Work out how many lines in the entries contain the string "this", and give nothing but that number.

[TASK INPUT]:
============================================================
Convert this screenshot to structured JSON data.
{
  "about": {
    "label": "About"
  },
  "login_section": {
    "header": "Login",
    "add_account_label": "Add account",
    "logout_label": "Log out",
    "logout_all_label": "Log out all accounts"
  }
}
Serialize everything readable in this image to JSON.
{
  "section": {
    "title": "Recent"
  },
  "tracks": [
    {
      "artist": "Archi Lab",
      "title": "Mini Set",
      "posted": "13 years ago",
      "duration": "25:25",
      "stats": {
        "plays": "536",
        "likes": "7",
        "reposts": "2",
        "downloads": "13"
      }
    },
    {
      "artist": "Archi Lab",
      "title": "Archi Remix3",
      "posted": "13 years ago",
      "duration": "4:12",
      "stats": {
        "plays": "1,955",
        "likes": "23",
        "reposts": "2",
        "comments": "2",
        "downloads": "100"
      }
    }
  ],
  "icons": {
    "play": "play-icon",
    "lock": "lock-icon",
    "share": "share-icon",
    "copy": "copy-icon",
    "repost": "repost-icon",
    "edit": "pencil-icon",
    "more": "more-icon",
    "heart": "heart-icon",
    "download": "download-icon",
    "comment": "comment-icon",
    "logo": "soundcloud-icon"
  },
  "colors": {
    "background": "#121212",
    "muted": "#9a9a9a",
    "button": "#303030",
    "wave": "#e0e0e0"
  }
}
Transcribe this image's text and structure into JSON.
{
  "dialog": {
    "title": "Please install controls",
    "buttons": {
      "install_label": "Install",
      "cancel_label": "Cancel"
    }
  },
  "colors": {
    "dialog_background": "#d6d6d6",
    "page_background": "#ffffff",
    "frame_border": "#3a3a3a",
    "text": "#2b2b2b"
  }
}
============================================================
[WRITTEN REPLY]: 3